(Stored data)
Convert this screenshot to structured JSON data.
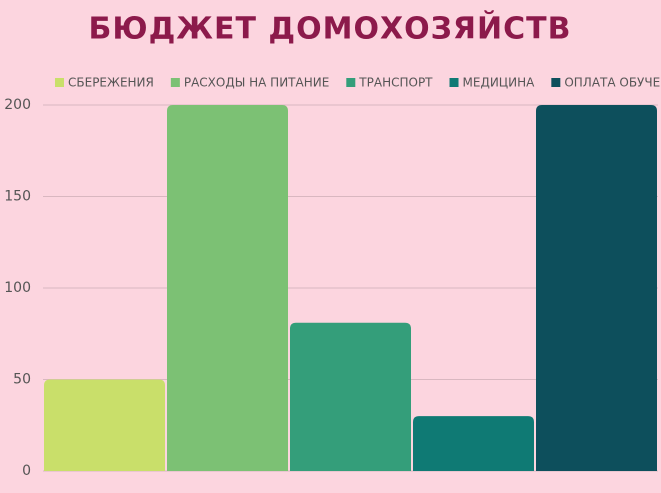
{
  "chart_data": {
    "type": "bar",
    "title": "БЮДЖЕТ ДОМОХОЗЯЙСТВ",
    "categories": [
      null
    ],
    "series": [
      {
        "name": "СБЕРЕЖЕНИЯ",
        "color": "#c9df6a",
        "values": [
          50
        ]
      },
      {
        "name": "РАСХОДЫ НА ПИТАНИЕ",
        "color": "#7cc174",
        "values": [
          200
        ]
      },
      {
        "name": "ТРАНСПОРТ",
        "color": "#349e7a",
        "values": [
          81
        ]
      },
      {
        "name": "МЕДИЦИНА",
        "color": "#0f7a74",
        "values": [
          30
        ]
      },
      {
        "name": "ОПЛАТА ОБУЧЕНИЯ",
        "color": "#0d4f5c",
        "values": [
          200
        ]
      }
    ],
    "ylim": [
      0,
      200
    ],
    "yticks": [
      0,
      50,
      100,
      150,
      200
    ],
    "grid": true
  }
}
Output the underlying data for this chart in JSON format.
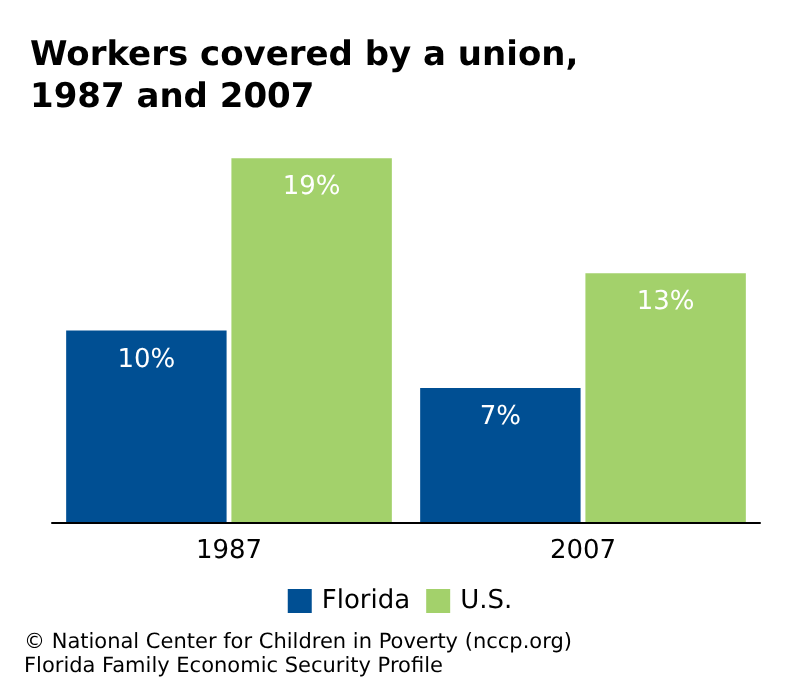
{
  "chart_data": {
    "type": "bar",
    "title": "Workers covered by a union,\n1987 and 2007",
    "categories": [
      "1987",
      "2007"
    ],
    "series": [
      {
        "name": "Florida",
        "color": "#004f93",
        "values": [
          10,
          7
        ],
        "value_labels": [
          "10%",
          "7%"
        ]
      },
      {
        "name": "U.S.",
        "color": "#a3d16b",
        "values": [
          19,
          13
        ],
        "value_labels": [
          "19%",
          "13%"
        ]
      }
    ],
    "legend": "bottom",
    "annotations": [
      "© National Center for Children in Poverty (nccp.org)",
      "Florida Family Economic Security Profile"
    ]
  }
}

...

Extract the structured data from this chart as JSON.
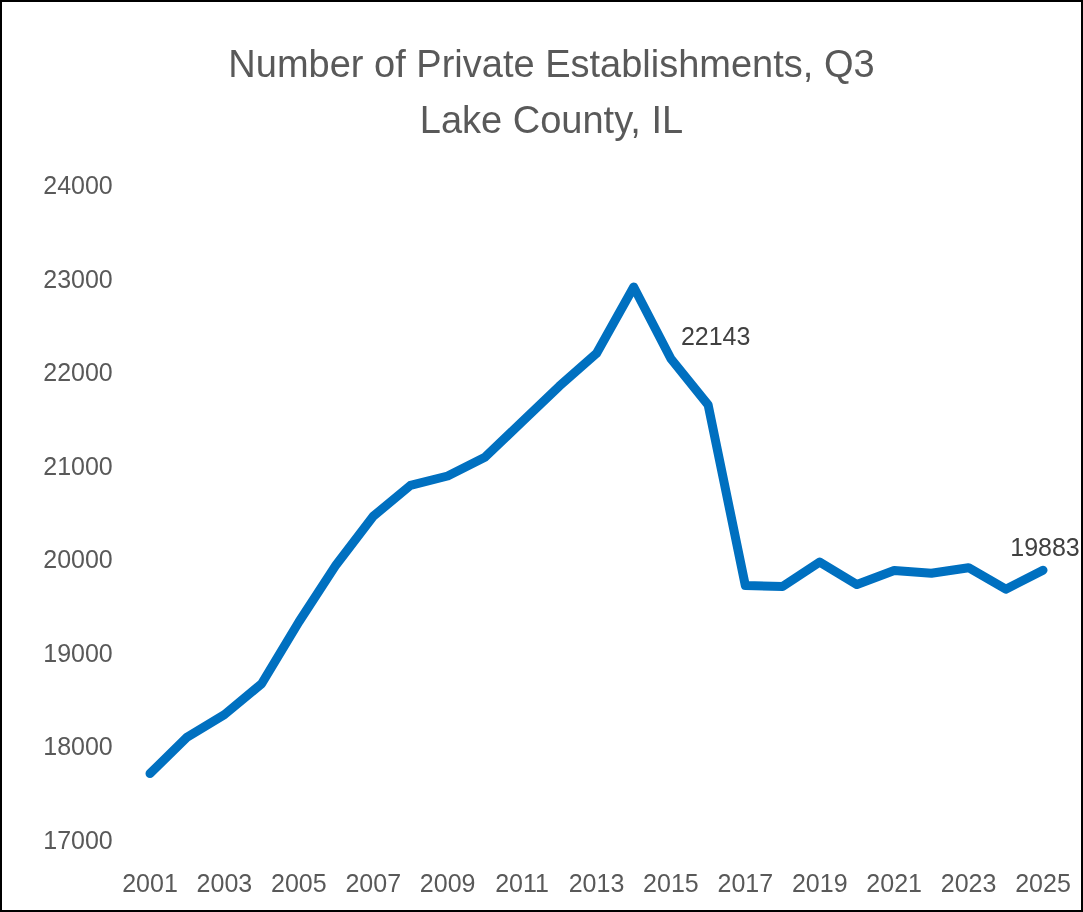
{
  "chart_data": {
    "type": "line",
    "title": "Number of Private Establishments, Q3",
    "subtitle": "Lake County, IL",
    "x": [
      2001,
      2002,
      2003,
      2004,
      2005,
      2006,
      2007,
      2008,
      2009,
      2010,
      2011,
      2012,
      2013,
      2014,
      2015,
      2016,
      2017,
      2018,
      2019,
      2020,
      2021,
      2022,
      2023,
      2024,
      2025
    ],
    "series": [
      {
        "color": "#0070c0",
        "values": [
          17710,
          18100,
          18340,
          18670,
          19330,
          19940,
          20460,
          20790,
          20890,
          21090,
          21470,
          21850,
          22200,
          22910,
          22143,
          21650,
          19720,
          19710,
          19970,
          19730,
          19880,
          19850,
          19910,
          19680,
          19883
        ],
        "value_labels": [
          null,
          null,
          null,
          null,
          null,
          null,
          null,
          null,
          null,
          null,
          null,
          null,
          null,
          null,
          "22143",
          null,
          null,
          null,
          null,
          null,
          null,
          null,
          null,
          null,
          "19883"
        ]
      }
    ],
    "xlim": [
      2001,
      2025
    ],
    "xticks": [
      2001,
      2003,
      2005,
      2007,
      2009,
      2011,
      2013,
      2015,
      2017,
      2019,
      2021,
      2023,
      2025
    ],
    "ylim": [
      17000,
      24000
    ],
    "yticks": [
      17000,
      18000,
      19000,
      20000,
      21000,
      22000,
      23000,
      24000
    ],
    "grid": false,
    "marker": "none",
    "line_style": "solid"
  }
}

* * *

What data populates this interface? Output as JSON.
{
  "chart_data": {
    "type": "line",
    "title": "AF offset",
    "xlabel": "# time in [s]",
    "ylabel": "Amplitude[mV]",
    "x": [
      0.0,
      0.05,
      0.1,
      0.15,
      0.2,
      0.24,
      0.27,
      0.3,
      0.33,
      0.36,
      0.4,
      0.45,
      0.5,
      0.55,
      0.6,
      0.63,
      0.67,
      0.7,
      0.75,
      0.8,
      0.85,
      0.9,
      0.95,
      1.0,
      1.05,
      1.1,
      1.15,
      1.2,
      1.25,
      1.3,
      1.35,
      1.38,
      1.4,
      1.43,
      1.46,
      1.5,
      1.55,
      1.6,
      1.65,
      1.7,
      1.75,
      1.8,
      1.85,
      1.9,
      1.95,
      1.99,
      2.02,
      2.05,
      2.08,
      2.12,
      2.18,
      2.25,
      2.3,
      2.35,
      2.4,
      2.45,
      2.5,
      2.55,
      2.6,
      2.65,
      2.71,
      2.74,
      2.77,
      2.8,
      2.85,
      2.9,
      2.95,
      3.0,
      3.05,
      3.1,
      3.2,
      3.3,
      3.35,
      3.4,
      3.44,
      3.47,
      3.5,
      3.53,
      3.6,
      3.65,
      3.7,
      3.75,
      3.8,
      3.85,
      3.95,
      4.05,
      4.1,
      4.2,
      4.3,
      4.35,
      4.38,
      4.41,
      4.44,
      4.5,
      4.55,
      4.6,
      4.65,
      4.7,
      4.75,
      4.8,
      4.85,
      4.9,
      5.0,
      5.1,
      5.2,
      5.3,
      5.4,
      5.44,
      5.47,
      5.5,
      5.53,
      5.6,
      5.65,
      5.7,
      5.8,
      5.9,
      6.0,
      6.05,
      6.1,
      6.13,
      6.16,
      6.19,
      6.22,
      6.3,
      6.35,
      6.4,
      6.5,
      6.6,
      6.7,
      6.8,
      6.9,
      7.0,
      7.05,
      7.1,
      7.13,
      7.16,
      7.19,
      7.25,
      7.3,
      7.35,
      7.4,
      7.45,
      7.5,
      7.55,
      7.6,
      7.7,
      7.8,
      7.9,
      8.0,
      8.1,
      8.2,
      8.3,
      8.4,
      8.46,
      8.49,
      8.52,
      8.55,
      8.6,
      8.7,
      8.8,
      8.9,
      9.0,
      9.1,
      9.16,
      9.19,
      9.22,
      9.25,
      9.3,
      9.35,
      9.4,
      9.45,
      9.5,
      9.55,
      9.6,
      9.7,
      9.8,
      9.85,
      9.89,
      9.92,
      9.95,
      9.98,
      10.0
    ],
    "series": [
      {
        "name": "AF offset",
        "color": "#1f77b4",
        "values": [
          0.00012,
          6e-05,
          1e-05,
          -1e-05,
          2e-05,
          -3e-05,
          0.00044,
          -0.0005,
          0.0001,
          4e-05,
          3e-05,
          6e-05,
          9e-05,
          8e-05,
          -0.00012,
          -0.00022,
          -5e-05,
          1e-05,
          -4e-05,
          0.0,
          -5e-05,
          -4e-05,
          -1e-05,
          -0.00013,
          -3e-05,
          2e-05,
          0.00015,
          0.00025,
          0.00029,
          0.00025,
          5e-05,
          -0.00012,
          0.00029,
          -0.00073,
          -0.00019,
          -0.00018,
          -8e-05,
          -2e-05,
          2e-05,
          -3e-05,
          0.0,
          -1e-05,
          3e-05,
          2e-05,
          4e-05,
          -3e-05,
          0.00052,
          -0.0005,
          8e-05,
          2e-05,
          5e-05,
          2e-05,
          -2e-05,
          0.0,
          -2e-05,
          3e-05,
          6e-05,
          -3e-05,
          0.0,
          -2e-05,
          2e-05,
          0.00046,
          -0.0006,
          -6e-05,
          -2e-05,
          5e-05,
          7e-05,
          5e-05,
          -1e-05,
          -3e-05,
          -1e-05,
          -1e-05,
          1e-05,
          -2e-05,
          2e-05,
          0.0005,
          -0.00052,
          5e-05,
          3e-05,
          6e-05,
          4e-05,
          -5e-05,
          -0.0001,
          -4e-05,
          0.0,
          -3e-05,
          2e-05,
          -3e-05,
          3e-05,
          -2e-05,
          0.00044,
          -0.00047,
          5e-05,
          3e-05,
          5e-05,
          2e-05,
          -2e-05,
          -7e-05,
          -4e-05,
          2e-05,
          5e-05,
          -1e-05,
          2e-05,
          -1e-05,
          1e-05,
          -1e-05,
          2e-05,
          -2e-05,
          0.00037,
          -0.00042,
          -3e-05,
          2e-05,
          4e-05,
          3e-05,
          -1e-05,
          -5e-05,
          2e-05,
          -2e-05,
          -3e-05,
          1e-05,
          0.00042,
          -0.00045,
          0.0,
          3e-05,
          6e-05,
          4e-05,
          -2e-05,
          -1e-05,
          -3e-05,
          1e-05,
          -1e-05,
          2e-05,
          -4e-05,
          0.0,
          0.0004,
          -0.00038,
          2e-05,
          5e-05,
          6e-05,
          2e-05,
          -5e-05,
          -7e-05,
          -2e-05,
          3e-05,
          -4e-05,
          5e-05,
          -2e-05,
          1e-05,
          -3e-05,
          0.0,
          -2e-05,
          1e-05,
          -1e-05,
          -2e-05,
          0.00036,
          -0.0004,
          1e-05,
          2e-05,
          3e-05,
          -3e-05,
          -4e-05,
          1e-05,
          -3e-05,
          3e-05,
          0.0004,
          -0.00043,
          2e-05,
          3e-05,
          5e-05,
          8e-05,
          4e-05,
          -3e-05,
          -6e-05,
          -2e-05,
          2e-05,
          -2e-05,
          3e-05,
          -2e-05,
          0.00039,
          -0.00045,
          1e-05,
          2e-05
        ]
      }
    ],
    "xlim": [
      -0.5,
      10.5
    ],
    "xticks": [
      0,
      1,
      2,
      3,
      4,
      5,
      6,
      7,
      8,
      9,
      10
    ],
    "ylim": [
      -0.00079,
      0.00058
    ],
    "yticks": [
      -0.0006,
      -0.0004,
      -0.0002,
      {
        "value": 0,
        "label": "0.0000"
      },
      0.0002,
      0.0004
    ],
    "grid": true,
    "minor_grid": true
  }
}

[Task instructions]: Pull out all lines containing the word "color" from the entries above.

[Reply to the task]:
        "color": "#c9df6a",
        "color": "#7cc174",
        "color": "#349e7a",
        "color": "#0f7a74",
        "color": "#0d4f5c",
        "color": "#004f93",
        "color": "#a3d16b",
        "color": "#0070c0",
        "color": "#1f77b4",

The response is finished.